-- begin --

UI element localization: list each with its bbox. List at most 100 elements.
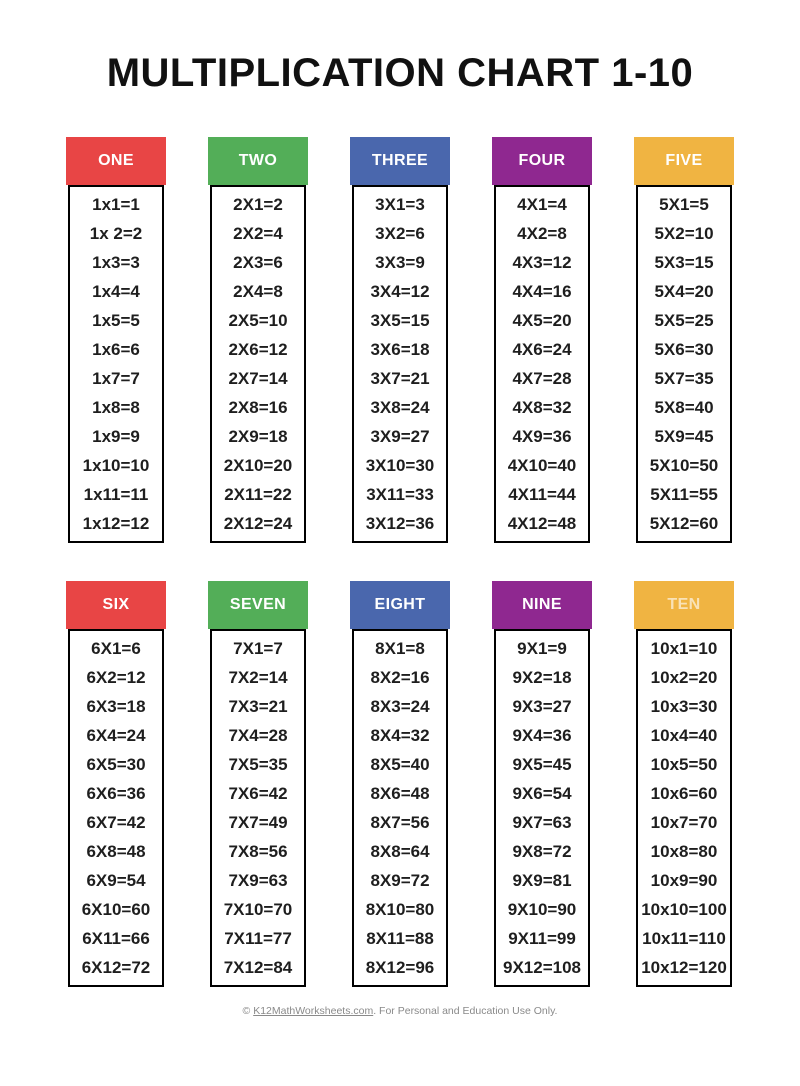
fact-row: 5X5=25 (654, 310, 714, 330)
fact-row: 10x6=60 (650, 783, 718, 803)
multiplication-table-seven: SEVEN 7X1=7 7X2=14 7X3=21 7X4=28 7X5=35 7X6=42… (208, 581, 308, 987)
fact-row: 3X6=18 (370, 339, 430, 359)
table-row-group: ONE 1x1=1 1x 2=2 1x3=3 1x4=4 1x5=5 1x6=6 1x7=7 1… (0, 137, 800, 543)
fact-row: 4X1=4 (517, 194, 567, 214)
fact-row: 7X5=35 (228, 754, 288, 774)
fact-row: 1x10=10 (82, 455, 150, 475)
fact-row: 4X9=36 (512, 426, 572, 446)
fact-row: 5X10=50 (649, 455, 719, 475)
fact-row: 9X5=45 (512, 754, 572, 774)
fact-row: 1x3=3 (92, 252, 140, 272)
fact-row: 10x8=80 (650, 841, 718, 861)
footer-link[interactable]: K12MathWorksheets.com (253, 1005, 374, 1017)
fact-row: 9X2=18 (512, 667, 572, 687)
fact-row: 1x9=9 (92, 426, 140, 446)
fact-row: 3X11=33 (366, 484, 434, 504)
fact-row: 3X2=6 (375, 223, 425, 243)
fact-row: 1x6=6 (92, 339, 140, 359)
table-body: 1x1=1 1x 2=2 1x3=3 1x4=4 1x5=5 1x6=6 1x7=7 1x8=… (68, 185, 164, 543)
fact-row: 10x1=10 (650, 638, 718, 658)
fact-row: 6X6=36 (86, 783, 146, 803)
fact-row: 6X12=72 (81, 957, 151, 977)
footer: © K12MathWorksheets.com. For Personal an… (0, 1005, 800, 1017)
fact-row: 1x7=7 (92, 368, 140, 388)
table-body: 5X1=5 5X2=10 5X3=15 5X4=20 5X5=25 5X6=30 5X7=3… (636, 185, 732, 543)
fact-row: 4X5=20 (512, 310, 572, 330)
fact-row: 8X5=40 (370, 754, 430, 774)
table-body: 2X1=2 2X2=4 2X3=6 2X4=8 2X5=10 2X6=12 2X7=14 2X… (210, 185, 306, 543)
table-header: NINE (492, 581, 592, 629)
fact-row: 8X10=80 (365, 899, 435, 919)
fact-row: 5X11=55 (650, 484, 718, 504)
fact-row: 7X1=7 (233, 638, 283, 658)
fact-row: 3X8=24 (370, 397, 430, 417)
table-body: 9X1=9 9X2=18 9X3=27 9X4=36 9X5=45 9X6=54 9X7=6… (494, 629, 590, 987)
fact-row: 2X6=12 (228, 339, 288, 359)
fact-row: 2X12=24 (223, 513, 293, 533)
table-header: SIX (66, 581, 166, 629)
fact-row: 9X3=27 (512, 696, 572, 716)
fact-row: 1x12=12 (82, 513, 150, 533)
fact-row: 7X4=28 (228, 725, 288, 745)
fact-row: 10x12=120 (641, 957, 727, 977)
table-body: 4X1=4 4X2=8 4X3=12 4X4=16 4X5=20 4X6=24 4X7=28… (494, 185, 590, 543)
fact-row: 3X3=9 (375, 252, 425, 272)
fact-row: 8X11=88 (366, 928, 434, 948)
fact-row: 8X8=64 (370, 841, 430, 861)
fact-row: 7X9=63 (228, 870, 288, 890)
table-header: TWO (208, 137, 308, 185)
fact-row: 5X12=60 (649, 513, 719, 533)
fact-row: 4X10=40 (507, 455, 577, 475)
fact-row: 3X4=12 (370, 281, 430, 301)
table-body: 8X1=8 8X2=16 8X3=24 8X4=32 8X5=40 8X6=48 8X7=5… (352, 629, 448, 987)
fact-row: 1x4=4 (92, 281, 140, 301)
multiplication-table-eight: EIGHT 8X1=8 8X2=16 8X3=24 8X4=32 8X5=40 8X6=48… (350, 581, 450, 987)
fact-row: 2X1=2 (233, 194, 283, 214)
fact-row: 4X6=24 (512, 339, 572, 359)
table-body: 6X1=6 6X2=12 6X3=18 6X4=24 6X5=30 6X6=36 6X7=4… (68, 629, 164, 987)
table-header: FIVE (634, 137, 734, 185)
fact-row: 4X11=44 (508, 484, 576, 504)
table-header: EIGHT (350, 581, 450, 629)
fact-row: 8X3=24 (370, 696, 430, 716)
fact-row: 9X7=63 (512, 812, 572, 832)
fact-row: 3X9=27 (370, 426, 430, 446)
fact-row: 5X7=35 (654, 368, 714, 388)
fact-row: 10x3=30 (650, 696, 718, 716)
page-title: MULTIPLICATION CHART 1-10 (106, 51, 694, 95)
multiplication-table-one: ONE 1x1=1 1x 2=2 1x3=3 1x4=4 1x5=5 1x6=6 1x7=7 1… (66, 137, 166, 543)
fact-row: 1x1=1 (92, 194, 140, 214)
table-header: FOUR (492, 137, 592, 185)
table-row-group: SIX 6X1=6 6X2=12 6X3=18 6X4=24 6X5=30 6X6=36 6X… (0, 581, 800, 987)
fact-row: 6X9=54 (86, 870, 146, 890)
fact-row: 7X8=56 (228, 841, 288, 861)
fact-row: 8X9=72 (370, 870, 430, 890)
fact-row: 9X4=36 (512, 725, 572, 745)
fact-row: 8X4=32 (370, 725, 430, 745)
fact-row: 10x5=50 (650, 754, 718, 774)
multiplication-table-five: FIVE 5X1=5 5X2=10 5X3=15 5X4=20 5X5=25 5X6=30 5… (634, 137, 734, 543)
fact-row: 8X7=56 (370, 812, 430, 832)
fact-row: 8X6=48 (370, 783, 430, 803)
fact-row: 9X10=90 (507, 899, 577, 919)
fact-row: 4X12=48 (507, 513, 577, 533)
fact-row: 5X8=40 (654, 397, 714, 417)
fact-row: 6X3=18 (86, 696, 146, 716)
fact-row: 3X10=30 (365, 455, 435, 475)
multiplication-table-nine: NINE 9X1=9 9X2=18 9X3=27 9X4=36 9X5=45 9X6=54 9… (492, 581, 592, 987)
fact-row: 2X9=18 (228, 426, 288, 446)
table-body: 10x1=10 10x2=20 10x3=30 10x4=40 10x5=50 10x6=… (636, 629, 732, 987)
fact-row: 6X1=6 (91, 638, 141, 658)
table-header: SEVEN (208, 581, 308, 629)
fact-row: 5X6=30 (654, 339, 714, 359)
fact-row: 6X8=48 (86, 841, 146, 861)
table-header: ONE (66, 137, 166, 185)
fact-row: 6X7=42 (86, 812, 146, 832)
table-header: THREE (350, 137, 450, 185)
multiplication-table-four: FOUR 4X1=4 4X2=8 4X3=12 4X4=16 4X5=20 4X6=24 4X… (492, 137, 592, 543)
multiplication-table-ten: TEN 10x1=10 10x2=20 10x3=30 10x4=40 10x5=50 10… (634, 581, 734, 987)
fact-row: 5X2=10 (654, 223, 714, 243)
fact-row: 10x10=100 (641, 899, 727, 919)
multiplication-table-two: TWO 2X1=2 2X2=4 2X3=6 2X4=8 2X5=10 2X6=12 2X7=1… (208, 137, 308, 543)
multiplication-table-six: SIX 6X1=6 6X2=12 6X3=18 6X4=24 6X5=30 6X6=36 6X… (66, 581, 166, 987)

-- end --

▶ [GIVEN PROBLEM]: Render each line of the entries above as a Markdown table with the columns Row and Line, numbering the rows and skipping any blank lines. Leave the pictures out of the answer.

▶ [COMPLETE RESPONSE]:
| Row | Line |
|---|---|
| 1 | UI element localization: list each with its bbox. List at most 100 elements. |
| 2 | fact-row: 5X5=25 (654, 310, 714, 330) |
| 3 | fact-row: 10x6=60 (650, 783, 718, 803) |
| 4 | multiplication-table-seven: SEVEN 7X1=7 7X2=14 7X3=21 7X4=28 7X5=35 7X6=42… (208, 581, 308, 987) |
| 5 | fact-row: 3X6=18 (370, 339, 430, 359) |
| 6 | table-row-group: ONE 1x1=1 1x 2=2 1x3=3 1x4=4 1x5=5 1x6=6 1x7=7 1… (0, 137, 800, 543) |
| 7 | fact-row: 4X1=4 (517, 194, 567, 214) |
| 8 | fact-row: 7X5=35 (228, 754, 288, 774) |
| 9 | fact-row: 1x10=10 (82, 455, 150, 475) |
| 10 | fact-row: 4X9=36 (512, 426, 572, 446) |
| 11 | fact-row: 5X10=50 (649, 455, 719, 475) |
| 12 | fact-row: 9X5=45 (512, 754, 572, 774) |
| 13 | fact-row: 1x3=3 (92, 252, 140, 272) |
| 14 | fact-row: 10x8=80 (650, 841, 718, 861) |
| 15 | footer-link[interactable]: K12MathWorksheets.com (253, 1005, 374, 1017) |
| 16 | fact-row: 9X2=18 (512, 667, 572, 687) |
| 17 | fact-row: 1x9=9 (92, 426, 140, 446) |
| 18 | fact-row: 3X11=33 (366, 484, 434, 504) |
| 19 | fact-row: 3X2=6 (375, 223, 425, 243) |
| 20 | fact-row: 1x6=6 (92, 339, 140, 359) |
| 21 | table-body: 1x1=1 1x 2=2 1x3=3 1x4=4 1x5=5 1x6=6 1x7=7 1x8=… (68, 185, 164, 543) |
| 22 | fact-row: 10x1=10 (650, 638, 718, 658) |
| 23 | fact-row: 6X6=36 (86, 783, 146, 803) |
| 24 | fact-row: 6X12=72 (81, 957, 151, 977) |
| 25 | footer: © K12MathWorksheets.com. For Personal an… (0, 1005, 800, 1017) |
| 26 | fact-row: 1x7=7 (92, 368, 140, 388) |
| 27 | table-body: 5X1=5 5X2=10 5X3=15 5X4=20 5X5=25 5X6=30 5X7=3… (636, 185, 732, 543) |
| 28 | fact-row: 4X5=20 (512, 310, 572, 330) |
| 29 | fact-row: 8X5=40 (370, 754, 430, 774) |
| 30 | table-body: 2X1=2 2X2=4 2X3=6 2X4=8 2X5=10 2X6=12 2X7=14 2X… (210, 185, 306, 543) |
| 31 | table-header: NINE (492, 581, 592, 629) |
| 32 | fact-row: 8X10=80 (365, 899, 435, 919) |
| 33 | fact-row: 5X11=55 (650, 484, 718, 504) |
| 34 | fact-row: 7X1=7 (233, 638, 283, 658) |
| 35 | fact-row: 3X8=24 (370, 397, 430, 417) |
| 36 | table-body: 9X1=9 9X2=18 9X3=27 9X4=36 9X5=45 9X6=54 9X7=6… (494, 629, 590, 987) |
| 37 | fact-row: 2X6=12 (228, 339, 288, 359) |
| 38 | fact-row: 2X12=24 (223, 513, 293, 533) |
| 39 | table-header: SIX (66, 581, 166, 629) |
| 40 | fact-row: 9X3=27 (512, 696, 572, 716) |
| 41 | fact-row: 1x12=12 (82, 513, 150, 533) |
| 42 | fact-row: 7X4=28 (228, 725, 288, 745) |
| 43 | fact-row: 10x12=120 (641, 957, 727, 977) |
| 44 | table-body: 4X1=4 4X2=8 4X3=12 4X4=16 4X5=20 4X6=24 4X7=28… (494, 185, 590, 543) |
| 45 | fact-row: 3X3=9 (375, 252, 425, 272) |
| 46 | fact-row: 8X11=88 (366, 928, 434, 948) |
| 47 | fact-row: 8X8=64 (370, 841, 430, 861) |
| 48 | fact-row: 7X9=63 (228, 870, 288, 890) |
| 49 | table-header: TWO (208, 137, 308, 185) |
| 50 | fact-row: 5X12=60 (649, 513, 719, 533) |
| 51 | fact-row: 4X10=40 (507, 455, 577, 475) |
| 52 | fact-row: 3X4=12 (370, 281, 430, 301) |
| 53 | table-body: 8X1=8 8X2=16 8X3=24 8X4=32 8X5=40 8X6=48 8X7=5… (352, 629, 448, 987) |
| 54 | fact-row: 1x4=4 (92, 281, 140, 301) |
| 55 | multiplication-table-eight: EIGHT 8X1=8 8X2=16 8X3=24 8X4=32 8X5=40 8X6=48… (350, 581, 450, 987) |
| 56 | fact-row: 2X1=2 (233, 194, 283, 214) |
| 57 | fact-row: 4X6=24 (512, 339, 572, 359) |
| 58 | table-body: 6X1=6 6X2=12 6X3=18 6X4=24 6X5=30 6X6=36 6X7=4… (68, 629, 164, 987) |
| 59 | table-header: FIVE (634, 137, 734, 185) |
| 60 | fact-row: 4X11=44 (508, 484, 576, 504) |
| 61 | table-header: EIGHT (350, 581, 450, 629) |
| 62 | fact-row: 8X3=24 (370, 696, 430, 716) |
| 63 | fact-row: 9X7=63 (512, 812, 572, 832) |
| 64 | fact-row: 3X9=27 (370, 426, 430, 446) |
| 65 | fact-row: 5X7=35 (654, 368, 714, 388) |
| 66 | fact-row: 10x3=30 (650, 696, 718, 716) |
| 67 | page-title: MULTIPLICATION CHART 1-10 (106, 51, 694, 95) |
| 68 | multiplication-table-one: ONE 1x1=1 1x 2=2 1x3=3 1x4=4 1x5=5 1x6=6 1x7=7 1… (66, 137, 166, 543) |
| 69 | fact-row: 1x1=1 (92, 194, 140, 214) |
| 70 | table-header: FOUR (492, 137, 592, 185) |
| 71 | table-row-group: SIX 6X1=6 6X2=12 6X3=18 6X4=24 6X5=30 6X6=36 6X… (0, 581, 800, 987) |
| 72 | fact-row: 6X9=54 (86, 870, 146, 890) |
| 73 | fact-row: 7X8=56 (228, 841, 288, 861) |
| 74 | fact-row: 8X9=72 (370, 870, 430, 890) |
| 75 | fact-row: 9X4=36 (512, 725, 572, 745) |
| 76 | fact-row: 8X4=32 (370, 725, 430, 745) |
| 77 | fact-row: 10x5=50 (650, 754, 718, 774) |
| 78 | multiplication-table-five: FIVE 5X1=5 5X2=10 5X3=15 5X4=20 5X5=25 5X6=30 5… (634, 137, 734, 543) |
| 79 | fact-row: 8X7=56 (370, 812, 430, 832) |
| 80 | fact-row: 8X6=48 (370, 783, 430, 803) |
| 81 | fact-row: 9X10=90 (507, 899, 577, 919) |
| 82 | fact-row: 4X12=48 (507, 513, 577, 533) |
| 83 | fact-row: 5X8=40 (654, 397, 714, 417) |
| 84 | fact-row: 6X3=18 (86, 696, 146, 716) |
| 85 | fact-row: 3X10=30 (365, 455, 435, 475) |
| 86 | multiplication-table-nine: NINE 9X1=9 9X2=18 9X3=27 9X4=36 9X5=45 9X6=54 9… (492, 581, 592, 987) |
| 87 | fact-row: 2X9=18 (228, 426, 288, 446) |
| 88 | table-body: 10x1=10 10x2=20 10x3=30 10x4=40 10x5=50 10x6=… (636, 629, 732, 987) |
| 89 | fact-row: 6X1=6 (91, 638, 141, 658) |
| 90 | table-header: SEVEN (208, 581, 308, 629) |
| 91 | fact-row: 5X6=30 (654, 339, 714, 359) |
| 92 | fact-row: 6X8=48 (86, 841, 146, 861) |
| 93 | table-header: ONE (66, 137, 166, 185) |
| 94 | fact-row: 6X7=42 (86, 812, 146, 832) |
| 95 | table-header: THREE (350, 137, 450, 185) |
| 96 | multiplication-table-four: FOUR 4X1=4 4X2=8 4X3=12 4X4=16 4X5=20 4X6=24 4X… (492, 137, 592, 543) |
| 97 | multiplication-table-ten: TEN 10x1=10 10x2=20 10x3=30 10x4=40 10x5=50 10… (634, 581, 734, 987) |
| 98 | fact-row: 5X2=10 (654, 223, 714, 243) |
| 99 | fact-row: 10x10=100 (641, 899, 727, 919) |
| 100 | multiplication-table-two: TWO 2X1=2 2X2=4 2X3=6 2X4=8 2X5=10 2X6=12 2X7=1… (208, 137, 308, 543) |
| 101 | multiplication-table-six: SIX 6X1=6 6X2=12 6X3=18 6X4=24 6X5=30 6X6=36 6X… (66, 581, 166, 987) |